# Dataset rows:
— Start —

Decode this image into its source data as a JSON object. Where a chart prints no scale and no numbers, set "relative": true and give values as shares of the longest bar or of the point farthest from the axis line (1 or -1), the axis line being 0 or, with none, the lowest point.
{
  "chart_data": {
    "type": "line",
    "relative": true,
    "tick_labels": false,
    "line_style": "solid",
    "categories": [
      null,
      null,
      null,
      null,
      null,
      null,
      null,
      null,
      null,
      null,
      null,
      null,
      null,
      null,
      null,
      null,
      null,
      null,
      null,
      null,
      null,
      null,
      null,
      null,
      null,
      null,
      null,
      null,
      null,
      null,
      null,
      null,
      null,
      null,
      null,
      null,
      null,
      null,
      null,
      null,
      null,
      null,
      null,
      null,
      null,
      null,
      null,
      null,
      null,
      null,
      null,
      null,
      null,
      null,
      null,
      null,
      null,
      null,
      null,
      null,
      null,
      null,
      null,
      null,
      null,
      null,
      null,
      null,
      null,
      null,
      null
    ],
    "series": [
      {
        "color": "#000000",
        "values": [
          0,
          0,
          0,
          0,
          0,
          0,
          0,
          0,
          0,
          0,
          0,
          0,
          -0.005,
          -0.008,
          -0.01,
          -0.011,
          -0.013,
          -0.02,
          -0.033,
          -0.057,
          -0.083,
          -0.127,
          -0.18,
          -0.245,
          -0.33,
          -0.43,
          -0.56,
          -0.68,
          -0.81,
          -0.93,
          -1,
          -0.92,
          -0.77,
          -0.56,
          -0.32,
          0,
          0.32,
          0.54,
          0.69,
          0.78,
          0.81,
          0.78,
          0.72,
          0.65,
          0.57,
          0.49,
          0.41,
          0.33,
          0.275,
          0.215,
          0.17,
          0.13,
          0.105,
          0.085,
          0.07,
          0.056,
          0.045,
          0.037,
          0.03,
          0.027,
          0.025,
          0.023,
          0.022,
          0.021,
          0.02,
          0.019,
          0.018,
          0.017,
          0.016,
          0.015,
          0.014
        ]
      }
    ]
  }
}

— End —

Pull out all lines from the entries above that include the word "relative".

Decode this image into its source data as a JSON object. Where a chart prints no scale and no numbers, set "relative": true and give values as shares of the longest bar or of the point farthest from the axis line (1 or -1), the axis line being 0 or, with none, the lowest point.
    "relative": true,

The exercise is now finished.